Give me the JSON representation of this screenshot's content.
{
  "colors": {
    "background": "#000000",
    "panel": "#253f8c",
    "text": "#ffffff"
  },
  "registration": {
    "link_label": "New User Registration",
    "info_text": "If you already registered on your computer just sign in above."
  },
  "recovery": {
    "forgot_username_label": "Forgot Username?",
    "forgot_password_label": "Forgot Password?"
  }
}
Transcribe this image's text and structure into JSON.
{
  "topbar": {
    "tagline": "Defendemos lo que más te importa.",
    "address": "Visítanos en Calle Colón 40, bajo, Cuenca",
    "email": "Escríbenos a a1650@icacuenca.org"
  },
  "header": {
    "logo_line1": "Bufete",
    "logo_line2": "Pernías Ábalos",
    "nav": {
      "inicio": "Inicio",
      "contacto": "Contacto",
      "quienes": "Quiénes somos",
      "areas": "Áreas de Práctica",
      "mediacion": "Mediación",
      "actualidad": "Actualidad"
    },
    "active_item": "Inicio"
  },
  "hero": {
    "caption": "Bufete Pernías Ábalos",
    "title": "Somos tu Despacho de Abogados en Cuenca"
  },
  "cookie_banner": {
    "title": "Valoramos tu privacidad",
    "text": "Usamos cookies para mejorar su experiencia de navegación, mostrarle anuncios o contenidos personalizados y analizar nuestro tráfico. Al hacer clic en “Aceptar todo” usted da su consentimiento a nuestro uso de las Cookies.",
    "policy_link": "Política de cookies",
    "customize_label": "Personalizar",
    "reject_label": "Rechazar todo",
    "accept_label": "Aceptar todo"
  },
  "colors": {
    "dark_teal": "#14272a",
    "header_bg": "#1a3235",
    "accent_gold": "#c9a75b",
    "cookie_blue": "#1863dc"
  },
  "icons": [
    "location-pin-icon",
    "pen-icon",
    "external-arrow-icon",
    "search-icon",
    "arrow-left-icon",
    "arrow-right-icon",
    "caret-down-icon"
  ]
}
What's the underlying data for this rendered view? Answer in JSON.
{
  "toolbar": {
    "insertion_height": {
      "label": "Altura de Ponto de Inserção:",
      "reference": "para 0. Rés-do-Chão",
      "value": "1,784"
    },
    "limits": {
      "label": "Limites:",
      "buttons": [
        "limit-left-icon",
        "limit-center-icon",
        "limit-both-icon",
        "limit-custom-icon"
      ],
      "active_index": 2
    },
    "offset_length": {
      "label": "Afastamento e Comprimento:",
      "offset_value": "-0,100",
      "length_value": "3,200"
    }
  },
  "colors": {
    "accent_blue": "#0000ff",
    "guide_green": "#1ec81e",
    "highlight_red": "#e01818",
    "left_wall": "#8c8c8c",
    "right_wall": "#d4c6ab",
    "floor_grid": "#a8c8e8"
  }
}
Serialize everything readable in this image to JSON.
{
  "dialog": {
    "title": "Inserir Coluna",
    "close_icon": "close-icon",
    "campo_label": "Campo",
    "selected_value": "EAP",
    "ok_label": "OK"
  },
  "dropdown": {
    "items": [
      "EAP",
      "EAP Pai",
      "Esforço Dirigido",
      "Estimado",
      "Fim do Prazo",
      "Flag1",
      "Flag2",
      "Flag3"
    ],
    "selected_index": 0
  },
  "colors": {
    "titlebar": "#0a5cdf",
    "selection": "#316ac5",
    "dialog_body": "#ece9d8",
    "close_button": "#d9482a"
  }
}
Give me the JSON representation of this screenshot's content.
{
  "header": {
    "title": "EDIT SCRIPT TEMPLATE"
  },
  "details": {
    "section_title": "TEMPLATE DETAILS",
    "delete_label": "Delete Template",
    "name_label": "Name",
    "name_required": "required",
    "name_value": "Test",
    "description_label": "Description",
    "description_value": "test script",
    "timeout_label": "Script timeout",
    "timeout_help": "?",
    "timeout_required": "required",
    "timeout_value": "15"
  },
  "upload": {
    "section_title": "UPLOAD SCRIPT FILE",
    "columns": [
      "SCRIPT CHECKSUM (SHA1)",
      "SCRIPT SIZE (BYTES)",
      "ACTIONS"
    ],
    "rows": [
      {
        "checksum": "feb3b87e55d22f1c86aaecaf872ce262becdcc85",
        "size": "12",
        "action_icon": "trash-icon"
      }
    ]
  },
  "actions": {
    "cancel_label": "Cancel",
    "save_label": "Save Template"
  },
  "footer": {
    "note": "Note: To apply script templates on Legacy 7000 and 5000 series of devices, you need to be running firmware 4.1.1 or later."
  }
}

● ● ● ● ● ● ●

## Aim
Beginning at the line containing "Serialize everything readable", repeat each line exactly through the last line of the entries, and include no other lines.

## Solved exercise
Serialize everything readable in this image to JSON.
{
  "dialog": {
    "title": "Inserir Coluna",
    "close_icon": "close-icon",
    "campo_label": "Campo",
    "selected_value": "EAP",
    "ok_label": "OK"
  },
  "dropdown": {
    "items": [
      "EAP",
      "EAP Pai",
      "Esforço Dirigido",
      "Estimado",
      "Fim do Prazo",
      "Flag1",
      "Flag2",
      "Flag3"
    ],
    "selected_index": 0
  },
  "colors": {
    "titlebar": "#0a5cdf",
    "selection": "#316ac5",
    "dialog_body": "#ece9d8",
    "close_button": "#d9482a"
  }
}
Give me the JSON representation of this screenshot's content.
{
  "header": {
    "title": "EDIT SCRIPT TEMPLATE"
  },
  "details": {
    "section_title": "TEMPLATE DETAILS",
    "delete_label": "Delete Template",
    "name_label": "Name",
    "name_required": "required",
    "name_value": "Test",
    "description_label": "Description",
    "description_value": "test script",
    "timeout_label": "Script timeout",
    "timeout_help": "?",
    "timeout_required": "required",
    "timeout_value": "15"
  },
  "upload": {
    "section_title": "UPLOAD SCRIPT FILE",
    "columns": [
      "SCRIPT CHECKSUM (SHA1)",
      "SCRIPT SIZE (BYTES)",
      "ACTIONS"
    ],
    "rows": [
      {
        "checksum": "feb3b87e55d22f1c86aaecaf872ce262becdcc85",
        "size": "12",
        "action_icon": "trash-icon"
      }
    ]
  },
  "actions": {
    "cancel_label": "Cancel",
    "save_label": "Save Template"
  },
  "footer": {
    "note": "Note: To apply script templates on Legacy 7000 and 5000 series of devices, you need to be running firmware 4.1.1 or later."
  }
}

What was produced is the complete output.